(SET EXERCISE)
Gather from the material every line that contains the string "الله".
==== LISTING
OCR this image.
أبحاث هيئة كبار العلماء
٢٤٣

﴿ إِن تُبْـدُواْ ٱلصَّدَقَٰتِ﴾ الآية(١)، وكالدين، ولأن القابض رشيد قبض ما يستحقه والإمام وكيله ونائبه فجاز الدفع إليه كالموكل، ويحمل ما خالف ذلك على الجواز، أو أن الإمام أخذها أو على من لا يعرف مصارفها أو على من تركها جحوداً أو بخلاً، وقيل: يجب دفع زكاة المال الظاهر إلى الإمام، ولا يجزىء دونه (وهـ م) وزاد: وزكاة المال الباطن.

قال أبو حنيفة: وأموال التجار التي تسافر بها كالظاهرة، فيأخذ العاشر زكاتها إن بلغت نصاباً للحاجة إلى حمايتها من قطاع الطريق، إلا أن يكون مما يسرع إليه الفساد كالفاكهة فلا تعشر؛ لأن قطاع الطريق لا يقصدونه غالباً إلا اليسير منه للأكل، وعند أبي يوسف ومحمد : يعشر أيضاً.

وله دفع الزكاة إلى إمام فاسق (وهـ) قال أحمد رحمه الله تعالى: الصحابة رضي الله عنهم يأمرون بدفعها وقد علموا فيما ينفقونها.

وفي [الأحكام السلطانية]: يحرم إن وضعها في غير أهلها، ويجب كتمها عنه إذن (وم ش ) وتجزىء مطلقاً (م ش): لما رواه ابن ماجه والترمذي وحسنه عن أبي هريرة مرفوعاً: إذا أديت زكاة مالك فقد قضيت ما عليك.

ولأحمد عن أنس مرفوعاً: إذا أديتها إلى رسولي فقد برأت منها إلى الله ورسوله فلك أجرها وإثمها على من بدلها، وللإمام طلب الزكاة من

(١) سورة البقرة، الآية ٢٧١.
========
(COMPLETED TASK)
وله دفع الزكاة إلى إمام فاسق (وهـ) قال أحمد رحمه الله تعالى: الصحابة رضي الله عنهم يأمرون بدفعها وقد علموا فيما ينفقونها.
ولأحمد عن أنس مرفوعاً: إذا أديتها إلى رسولي فقد برأت منها إلى الله ورسوله فلك أجرها وإثمها على من بدلها، وللإمام طلب الزكاة من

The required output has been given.